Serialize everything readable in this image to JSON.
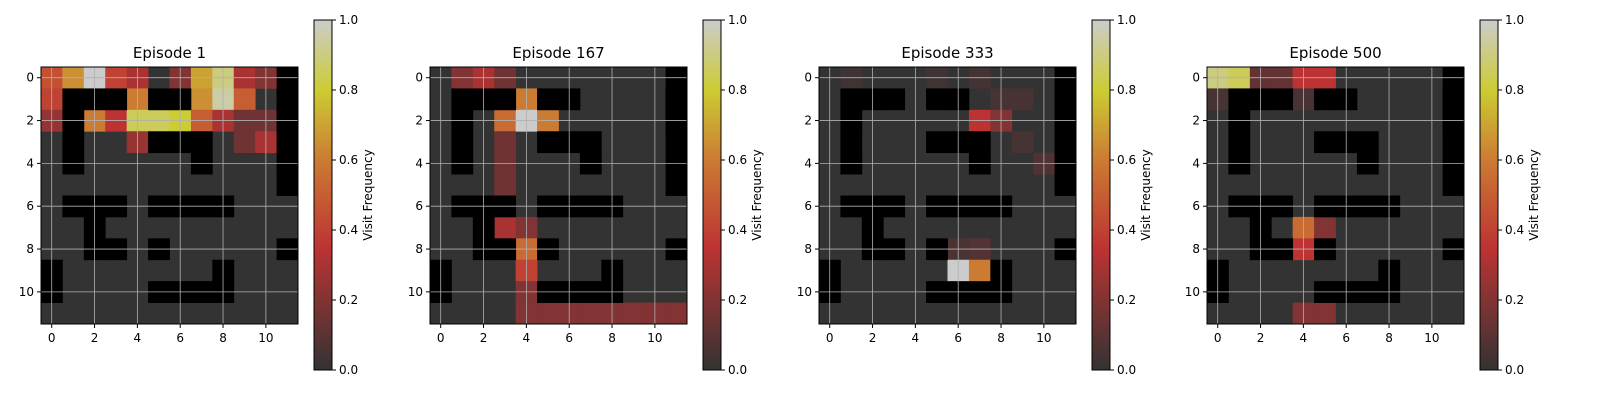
{
  "chart_data": {
    "type": "heatmap",
    "colormap": {
      "stops": [
        {
          "v": 0.0,
          "color": "#000000"
        },
        {
          "v": 0.35,
          "color": "#e60000"
        },
        {
          "v": 0.6,
          "color": "#ff7700"
        },
        {
          "v": 0.8,
          "color": "#ffff00"
        },
        {
          "v": 1.0,
          "color": "#ffffff"
        }
      ],
      "overlay_alpha": 0.6,
      "wall_color": "#000000",
      "bg_color": "#808080"
    },
    "colorbar": {
      "label": "Visit Frequency",
      "range": [
        0,
        1
      ],
      "ticks": [
        "0.0",
        "0.2",
        "0.4",
        "0.6",
        "0.8",
        "1.0"
      ]
    },
    "axes": {
      "xlim": [
        -0.5,
        11.5
      ],
      "ylim": [
        11.5,
        -0.5
      ],
      "xticks": [
        0,
        2,
        4,
        6,
        8,
        10
      ],
      "yticks": [
        0,
        2,
        4,
        6,
        8,
        10
      ],
      "grid": true
    },
    "maze": {
      "rows": 12,
      "cols": 12,
      "walls": [
        [
          1,
          11
        ],
        [
          2,
          11
        ],
        [
          3,
          11
        ],
        [
          4,
          11
        ],
        [
          5,
          11
        ],
        [
          1,
          1
        ],
        [
          1,
          2
        ],
        [
          1,
          3
        ],
        [
          2,
          1
        ],
        [
          3,
          1
        ],
        [
          4,
          1
        ],
        [
          1,
          5
        ],
        [
          1,
          6
        ],
        [
          3,
          5
        ],
        [
          3,
          6
        ],
        [
          3,
          7
        ],
        [
          4,
          7
        ],
        [
          6,
          1
        ],
        [
          6,
          2
        ],
        [
          6,
          3
        ],
        [
          7,
          2
        ],
        [
          8,
          2
        ],
        [
          8,
          3
        ],
        [
          6,
          5
        ],
        [
          6,
          6
        ],
        [
          6,
          7
        ],
        [
          6,
          8
        ],
        [
          8,
          5
        ],
        [
          9,
          0
        ],
        [
          10,
          0
        ],
        [
          10,
          5
        ],
        [
          10,
          6
        ],
        [
          10,
          7
        ],
        [
          10,
          8
        ],
        [
          9,
          8
        ],
        [
          8,
          11
        ]
      ]
    },
    "panels": [
      {
        "title": "Episode 1",
        "walls_extra": [
          [
            0,
            11
          ],
          [
            1,
            11
          ],
          [
            2,
            11
          ]
        ],
        "visits": [
          [
            0,
            0,
            0.45
          ],
          [
            0,
            1,
            0.65
          ],
          [
            0,
            2,
            1.0
          ],
          [
            0,
            3,
            0.4
          ],
          [
            0,
            4,
            0.3
          ],
          [
            0,
            6,
            0.2
          ],
          [
            0,
            7,
            0.7
          ],
          [
            0,
            8,
            0.9
          ],
          [
            0,
            9,
            0.3
          ],
          [
            0,
            10,
            0.2
          ],
          [
            1,
            0,
            0.4
          ],
          [
            1,
            4,
            0.6
          ],
          [
            1,
            7,
            0.65
          ],
          [
            1,
            8,
            0.95
          ],
          [
            1,
            9,
            0.5
          ],
          [
            2,
            0,
            0.25
          ],
          [
            2,
            2,
            0.6
          ],
          [
            2,
            3,
            0.35
          ],
          [
            2,
            4,
            0.85
          ],
          [
            2,
            5,
            0.85
          ],
          [
            2,
            6,
            0.8
          ],
          [
            2,
            7,
            0.5
          ],
          [
            2,
            8,
            0.3
          ],
          [
            2,
            9,
            0.15
          ],
          [
            2,
            10,
            0.15
          ],
          [
            3,
            4,
            0.25
          ],
          [
            3,
            9,
            0.15
          ],
          [
            3,
            10,
            0.3
          ]
        ]
      },
      {
        "title": "Episode 167",
        "walls_extra": [
          [
            0,
            11
          ],
          [
            1,
            11
          ],
          [
            2,
            11
          ]
        ],
        "visits": [
          [
            0,
            1,
            0.2
          ],
          [
            0,
            2,
            0.3
          ],
          [
            0,
            3,
            0.15
          ],
          [
            1,
            3,
            0.35
          ],
          [
            1,
            4,
            0.6
          ],
          [
            2,
            3,
            0.55
          ],
          [
            2,
            4,
            1.0
          ],
          [
            2,
            5,
            0.6
          ],
          [
            3,
            3,
            0.15
          ],
          [
            4,
            3,
            0.15
          ],
          [
            5,
            3,
            0.15
          ],
          [
            6,
            3,
            0.15
          ],
          [
            7,
            3,
            0.3
          ],
          [
            7,
            4,
            0.2
          ],
          [
            8,
            4,
            0.55
          ],
          [
            9,
            4,
            0.4
          ],
          [
            10,
            4,
            0.2
          ],
          [
            11,
            4,
            0.2
          ],
          [
            11,
            5,
            0.2
          ],
          [
            11,
            6,
            0.2
          ],
          [
            11,
            7,
            0.2
          ],
          [
            11,
            8,
            0.2
          ],
          [
            11,
            9,
            0.2
          ],
          [
            11,
            10,
            0.2
          ],
          [
            11,
            11,
            0.2
          ]
        ]
      },
      {
        "title": "Episode 333",
        "walls_extra": [
          [
            0,
            11
          ],
          [
            1,
            11
          ],
          [
            2,
            11
          ]
        ],
        "visits": [
          [
            0,
            1,
            0.03
          ],
          [
            0,
            5,
            0.03
          ],
          [
            0,
            7,
            0.04
          ],
          [
            1,
            8,
            0.05
          ],
          [
            1,
            9,
            0.05
          ],
          [
            2,
            7,
            0.35
          ],
          [
            2,
            8,
            0.2
          ],
          [
            3,
            9,
            0.05
          ],
          [
            4,
            10,
            0.07
          ],
          [
            8,
            6,
            0.06
          ],
          [
            8,
            7,
            0.08
          ],
          [
            9,
            6,
            1.0
          ],
          [
            9,
            7,
            0.6
          ]
        ]
      },
      {
        "title": "Episode 500",
        "walls_extra": [
          [
            0,
            11
          ],
          [
            1,
            11
          ],
          [
            2,
            11
          ]
        ],
        "visits": [
          [
            0,
            0,
            0.9
          ],
          [
            0,
            1,
            0.85
          ],
          [
            0,
            2,
            0.12
          ],
          [
            0,
            3,
            0.12
          ],
          [
            0,
            4,
            0.35
          ],
          [
            0,
            5,
            0.35
          ],
          [
            1,
            0,
            0.05
          ],
          [
            1,
            4,
            0.05
          ],
          [
            7,
            4,
            0.55
          ],
          [
            7,
            5,
            0.2
          ],
          [
            8,
            4,
            0.35
          ],
          [
            11,
            4,
            0.2
          ],
          [
            11,
            5,
            0.2
          ]
        ]
      }
    ]
  }
}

__Exercise__: Every entry should be returned exactly as written, minus the pictures.

__The response__:
Serialize everything readable in this image to JSON.
{
  "chart_data": {
    "type": "heatmap",
    "colormap": {
      "stops": [
        {
          "v": 0.0,
          "color": "#000000"
        },
        {
          "v": 0.35,
          "color": "#e60000"
        },
        {
          "v": 0.6,
          "color": "#ff7700"
        },
        {
          "v": 0.8,
          "color": "#ffff00"
        },
        {
          "v": 1.0,
          "color": "#ffffff"
        }
      ],
      "overlay_alpha": 0.6,
      "wall_color": "#000000",
      "bg_color": "#808080"
    },
    "colorbar": {
      "label": "Visit Frequency",
      "range": [
        0,
        1
      ],
      "ticks": [
        "0.0",
        "0.2",
        "0.4",
        "0.6",
        "0.8",
        "1.0"
      ]
    },
    "axes": {
      "xlim": [
        -0.5,
        11.5
      ],
      "ylim": [
        11.5,
        -0.5
      ],
      "xticks": [
        0,
        2,
        4,
        6,
        8,
        10
      ],
      "yticks": [
        0,
        2,
        4,
        6,
        8,
        10
      ],
      "grid": true
    },
    "maze": {
      "rows": 12,
      "cols": 12,
      "walls": [
        [
          1,
          11
        ],
        [
          2,
          11
        ],
        [
          3,
          11
        ],
        [
          4,
          11
        ],
        [
          5,
          11
        ],
        [
          1,
          1
        ],
        [
          1,
          2
        ],
        [
          1,
          3
        ],
        [
          2,
          1
        ],
        [
          3,
          1
        ],
        [
          4,
          1
        ],
        [
          1,
          5
        ],
        [
          1,
          6
        ],
        [
          3,
          5
        ],
        [
          3,
          6
        ],
        [
          3,
          7
        ],
        [
          4,
          7
        ],
        [
          6,
          1
        ],
        [
          6,
          2
        ],
        [
          6,
          3
        ],
        [
          7,
          2
        ],
        [
          8,
          2
        ],
        [
          8,
          3
        ],
        [
          6,
          5
        ],
        [
          6,
          6
        ],
        [
          6,
          7
        ],
        [
          6,
          8
        ],
        [
          8,
          5
        ],
        [
          9,
          0
        ],
        [
          10,
          0
        ],
        [
          10,
          5
        ],
        [
          10,
          6
        ],
        [
          10,
          7
        ],
        [
          10,
          8
        ],
        [
          9,
          8
        ],
        [
          8,
          11
        ]
      ]
    },
    "panels": [
      {
        "title": "Episode 1",
        "walls_extra": [
          [
            0,
            11
          ],
          [
            1,
            11
          ],
          [
            2,
            11
          ]
        ],
        "visits": [
          [
            0,
            0,
            0.45
          ],
          [
            0,
            1,
            0.65
          ],
          [
            0,
            2,
            1.0
          ],
          [
            0,
            3,
            0.4
          ],
          [
            0,
            4,
            0.3
          ],
          [
            0,
            6,
            0.2
          ],
          [
            0,
            7,
            0.7
          ],
          [
            0,
            8,
            0.9
          ],
          [
            0,
            9,
            0.3
          ],
          [
            0,
            10,
            0.2
          ],
          [
            1,
            0,
            0.4
          ],
          [
            1,
            4,
            0.6
          ],
          [
            1,
            7,
            0.65
          ],
          [
            1,
            8,
            0.95
          ],
          [
            1,
            9,
            0.5
          ],
          [
            2,
            0,
            0.25
          ],
          [
            2,
            2,
            0.6
          ],
          [
            2,
            3,
            0.35
          ],
          [
            2,
            4,
            0.85
          ],
          [
            2,
            5,
            0.85
          ],
          [
            2,
            6,
            0.8
          ],
          [
            2,
            7,
            0.5
          ],
          [
            2,
            8,
            0.3
          ],
          [
            2,
            9,
            0.15
          ],
          [
            2,
            10,
            0.15
          ],
          [
            3,
            4,
            0.25
          ],
          [
            3,
            9,
            0.15
          ],
          [
            3,
            10,
            0.3
          ]
        ]
      },
      {
        "title": "Episode 167",
        "walls_extra": [
          [
            0,
            11
          ],
          [
            1,
            11
          ],
          [
            2,
            11
          ]
        ],
        "visits": [
          [
            0,
            1,
            0.2
          ],
          [
            0,
            2,
            0.3
          ],
          [
            0,
            3,
            0.15
          ],
          [
            1,
            3,
            0.35
          ],
          [
            1,
            4,
            0.6
          ],
          [
            2,
            3,
            0.55
          ],
          [
            2,
            4,
            1.0
          ],
          [
            2,
            5,
            0.6
          ],
          [
            3,
            3,
            0.15
          ],
          [
            4,
            3,
            0.15
          ],
          [
            5,
            3,
            0.15
          ],
          [
            6,
            3,
            0.15
          ],
          [
            7,
            3,
            0.3
          ],
          [
            7,
            4,
            0.2
          ],
          [
            8,
            4,
            0.55
          ],
          [
            9,
            4,
            0.4
          ],
          [
            10,
            4,
            0.2
          ],
          [
            11,
            4,
            0.2
          ],
          [
            11,
            5,
            0.2
          ],
          [
            11,
            6,
            0.2
          ],
          [
            11,
            7,
            0.2
          ],
          [
            11,
            8,
            0.2
          ],
          [
            11,
            9,
            0.2
          ],
          [
            11,
            10,
            0.2
          ],
          [
            11,
            11,
            0.2
          ]
        ]
      },
      {
        "title": "Episode 333",
        "walls_extra": [
          [
            0,
            11
          ],
          [
            1,
            11
          ],
          [
            2,
            11
          ]
        ],
        "visits": [
          [
            0,
            1,
            0.03
          ],
          [
            0,
            5,
            0.03
          ],
          [
            0,
            7,
            0.04
          ],
          [
            1,
            8,
            0.05
          ],
          [
            1,
            9,
            0.05
          ],
          [
            2,
            7,
            0.35
          ],
          [
            2,
            8,
            0.2
          ],
          [
            3,
            9,
            0.05
          ],
          [
            4,
            10,
            0.07
          ],
          [
            8,
            6,
            0.06
          ],
          [
            8,
            7,
            0.08
          ],
          [
            9,
            6,
            1.0
          ],
          [
            9,
            7,
            0.6
          ]
        ]
      },
      {
        "title": "Episode 500",
        "walls_extra": [
          [
            0,
            11
          ],
          [
            1,
            11
          ],
          [
            2,
            11
          ]
        ],
        "visits": [
          [
            0,
            0,
            0.9
          ],
          [
            0,
            1,
            0.85
          ],
          [
            0,
            2,
            0.12
          ],
          [
            0,
            3,
            0.12
          ],
          [
            0,
            4,
            0.35
          ],
          [
            0,
            5,
            0.35
          ],
          [
            1,
            0,
            0.05
          ],
          [
            1,
            4,
            0.05
          ],
          [
            7,
            4,
            0.55
          ],
          [
            7,
            5,
            0.2
          ],
          [
            8,
            4,
            0.35
          ],
          [
            11,
            4,
            0.2
          ],
          [
            11,
            5,
            0.2
          ]
        ]
      }
    ]
  }
}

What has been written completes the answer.